>>

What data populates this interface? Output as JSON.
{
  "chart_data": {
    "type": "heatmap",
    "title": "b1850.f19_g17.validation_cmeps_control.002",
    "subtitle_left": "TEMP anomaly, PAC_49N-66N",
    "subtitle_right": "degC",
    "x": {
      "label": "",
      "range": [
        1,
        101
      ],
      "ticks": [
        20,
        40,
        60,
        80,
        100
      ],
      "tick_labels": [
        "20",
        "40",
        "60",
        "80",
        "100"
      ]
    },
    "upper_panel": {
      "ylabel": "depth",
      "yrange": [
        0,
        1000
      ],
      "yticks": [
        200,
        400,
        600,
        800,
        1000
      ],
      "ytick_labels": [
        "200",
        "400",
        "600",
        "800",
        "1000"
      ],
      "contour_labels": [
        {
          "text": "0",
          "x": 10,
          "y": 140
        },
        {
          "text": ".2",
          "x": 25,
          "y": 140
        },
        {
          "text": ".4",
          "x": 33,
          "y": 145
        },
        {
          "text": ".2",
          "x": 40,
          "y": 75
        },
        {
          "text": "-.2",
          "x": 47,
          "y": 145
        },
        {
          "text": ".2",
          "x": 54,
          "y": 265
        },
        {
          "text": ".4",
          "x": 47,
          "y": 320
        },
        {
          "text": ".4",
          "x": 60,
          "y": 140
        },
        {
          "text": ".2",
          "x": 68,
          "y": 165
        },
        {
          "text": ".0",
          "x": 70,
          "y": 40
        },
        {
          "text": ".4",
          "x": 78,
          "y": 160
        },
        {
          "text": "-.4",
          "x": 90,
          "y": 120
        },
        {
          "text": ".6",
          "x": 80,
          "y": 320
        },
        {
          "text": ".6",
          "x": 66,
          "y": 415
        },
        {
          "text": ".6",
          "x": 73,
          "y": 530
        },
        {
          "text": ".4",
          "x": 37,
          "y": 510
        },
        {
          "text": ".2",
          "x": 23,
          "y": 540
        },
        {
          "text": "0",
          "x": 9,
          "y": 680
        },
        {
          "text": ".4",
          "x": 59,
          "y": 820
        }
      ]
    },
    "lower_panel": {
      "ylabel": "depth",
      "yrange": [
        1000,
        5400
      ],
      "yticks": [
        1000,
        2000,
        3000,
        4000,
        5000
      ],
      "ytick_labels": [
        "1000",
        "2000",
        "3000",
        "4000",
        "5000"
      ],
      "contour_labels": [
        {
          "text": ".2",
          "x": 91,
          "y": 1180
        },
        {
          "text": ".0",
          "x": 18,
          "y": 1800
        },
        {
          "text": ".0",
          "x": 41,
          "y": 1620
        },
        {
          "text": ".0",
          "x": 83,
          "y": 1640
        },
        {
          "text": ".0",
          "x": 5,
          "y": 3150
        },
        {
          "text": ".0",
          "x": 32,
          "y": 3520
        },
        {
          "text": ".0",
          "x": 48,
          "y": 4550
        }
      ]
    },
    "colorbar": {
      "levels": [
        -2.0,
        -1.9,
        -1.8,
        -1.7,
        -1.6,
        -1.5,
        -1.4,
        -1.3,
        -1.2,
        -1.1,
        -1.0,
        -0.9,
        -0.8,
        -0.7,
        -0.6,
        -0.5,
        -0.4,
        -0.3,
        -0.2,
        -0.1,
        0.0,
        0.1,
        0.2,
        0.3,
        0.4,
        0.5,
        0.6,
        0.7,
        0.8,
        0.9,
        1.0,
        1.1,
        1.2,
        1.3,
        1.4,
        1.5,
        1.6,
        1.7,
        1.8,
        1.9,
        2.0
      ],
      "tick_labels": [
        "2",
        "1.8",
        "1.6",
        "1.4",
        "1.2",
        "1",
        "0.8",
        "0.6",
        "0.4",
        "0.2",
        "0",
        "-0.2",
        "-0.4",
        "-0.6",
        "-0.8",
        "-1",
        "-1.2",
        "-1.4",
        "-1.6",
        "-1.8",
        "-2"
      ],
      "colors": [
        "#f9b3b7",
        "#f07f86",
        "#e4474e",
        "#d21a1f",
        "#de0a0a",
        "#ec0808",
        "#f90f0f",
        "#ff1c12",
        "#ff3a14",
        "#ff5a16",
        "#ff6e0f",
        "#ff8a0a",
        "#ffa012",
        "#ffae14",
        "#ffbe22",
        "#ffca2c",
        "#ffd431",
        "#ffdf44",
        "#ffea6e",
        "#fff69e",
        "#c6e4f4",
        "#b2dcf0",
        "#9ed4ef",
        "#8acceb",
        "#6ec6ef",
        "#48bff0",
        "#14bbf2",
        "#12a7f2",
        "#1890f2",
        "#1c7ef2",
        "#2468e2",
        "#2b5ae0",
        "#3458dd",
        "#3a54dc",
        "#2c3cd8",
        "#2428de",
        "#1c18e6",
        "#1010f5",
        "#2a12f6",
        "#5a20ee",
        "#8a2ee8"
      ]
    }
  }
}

<<

▶ **Problem details**
Restate the data above word for word, please.

▶ **Finished answer**
What data populates this interface? Output as JSON.
{
  "chart_data": {
    "type": "heatmap",
    "title": "b1850.f19_g17.validation_cmeps_control.002",
    "subtitle_left": "TEMP anomaly, PAC_49N-66N",
    "subtitle_right": "degC",
    "x": {
      "label": "",
      "range": [
        1,
        101
      ],
      "ticks": [
        20,
        40,
        60,
        80,
        100
      ],
      "tick_labels": [
        "20",
        "40",
        "60",
        "80",
        "100"
      ]
    },
    "upper_panel": {
      "ylabel": "depth",
      "yrange": [
        0,
        1000
      ],
      "yticks": [
        200,
        400,
        600,
        800,
        1000
      ],
      "ytick_labels": [
        "200",
        "400",
        "600",
        "800",
        "1000"
      ],
      "contour_labels": [
        {
          "text": "0",
          "x": 10,
          "y": 140
        },
        {
          "text": ".2",
          "x": 25,
          "y": 140
        },
        {
          "text": ".4",
          "x": 33,
          "y": 145
        },
        {
          "text": ".2",
          "x": 40,
          "y": 75
        },
        {
          "text": "-.2",
          "x": 47,
          "y": 145
        },
        {
          "text": ".2",
          "x": 54,
          "y": 265
        },
        {
          "text": ".4",
          "x": 47,
          "y": 320
        },
        {
          "text": ".4",
          "x": 60,
          "y": 140
        },
        {
          "text": ".2",
          "x": 68,
          "y": 165
        },
        {
          "text": ".0",
          "x": 70,
          "y": 40
        },
        {
          "text": ".4",
          "x": 78,
          "y": 160
        },
        {
          "text": "-.4",
          "x": 90,
          "y": 120
        },
        {
          "text": ".6",
          "x": 80,
          "y": 320
        },
        {
          "text": ".6",
          "x": 66,
          "y": 415
        },
        {
          "text": ".6",
          "x": 73,
          "y": 530
        },
        {
          "text": ".4",
          "x": 37,
          "y": 510
        },
        {
          "text": ".2",
          "x": 23,
          "y": 540
        },
        {
          "text": "0",
          "x": 9,
          "y": 680
        },
        {
          "text": ".4",
          "x": 59,
          "y": 820
        }
      ]
    },
    "lower_panel": {
      "ylabel": "depth",
      "yrange": [
        1000,
        5400
      ],
      "yticks": [
        1000,
        2000,
        3000,
        4000,
        5000
      ],
      "ytick_labels": [
        "1000",
        "2000",
        "3000",
        "4000",
        "5000"
      ],
      "contour_labels": [
        {
          "text": ".2",
          "x": 91,
          "y": 1180
        },
        {
          "text": ".0",
          "x": 18,
          "y": 1800
        },
        {
          "text": ".0",
          "x": 41,
          "y": 1620
        },
        {
          "text": ".0",
          "x": 83,
          "y": 1640
        },
        {
          "text": ".0",
          "x": 5,
          "y": 3150
        },
        {
          "text": ".0",
          "x": 32,
          "y": 3520
        },
        {
          "text": ".0",
          "x": 48,
          "y": 4550
        }
      ]
    },
    "colorbar": {
      "levels": [
        -2.0,
        -1.9,
        -1.8,
        -1.7,
        -1.6,
        -1.5,
        -1.4,
        -1.3,
        -1.2,
        -1.1,
        -1.0,
        -0.9,
        -0.8,
        -0.7,
        -0.6,
        -0.5,
        -0.4,
        -0.3,
        -0.2,
        -0.1,
        0.0,
        0.1,
        0.2,
        0.3,
        0.4,
        0.5,
        0.6,
        0.7,
        0.8,
        0.9,
        1.0,
        1.1,
        1.2,
        1.3,
        1.4,
        1.5,
        1.6,
        1.7,
        1.8,
        1.9,
        2.0
      ],
      "tick_labels": [
        "2",
        "1.8",
        "1.6",
        "1.4",
        "1.2",
        "1",
        "0.8",
        "0.6",
        "0.4",
        "0.2",
        "0",
        "-0.2",
        "-0.4",
        "-0.6",
        "-0.8",
        "-1",
        "-1.2",
        "-1.4",
        "-1.6",
        "-1.8",
        "-2"
      ],
      "colors": [
        "#f9b3b7",
        "#f07f86",
        "#e4474e",
        "#d21a1f",
        "#de0a0a",
        "#ec0808",
        "#f90f0f",
        "#ff1c12",
        "#ff3a14",
        "#ff5a16",
        "#ff6e0f",
        "#ff8a0a",
        "#ffa012",
        "#ffae14",
        "#ffbe22",
        "#ffca2c",
        "#ffd431",
        "#ffdf44",
        "#ffea6e",
        "#fff69e",
        "#c6e4f4",
        "#b2dcf0",
        "#9ed4ef",
        "#8acceb",
        "#6ec6ef",
        "#48bff0",
        "#14bbf2",
        "#12a7f2",
        "#1890f2",
        "#1c7ef2",
        "#2468e2",
        "#2b5ae0",
        "#3458dd",
        "#3a54dc",
        "#2c3cd8",
        "#2428de",
        "#1c18e6",
        "#1010f5",
        "#2a12f6",
        "#5a20ee",
        "#8a2ee8"
      ]
    }
  }
}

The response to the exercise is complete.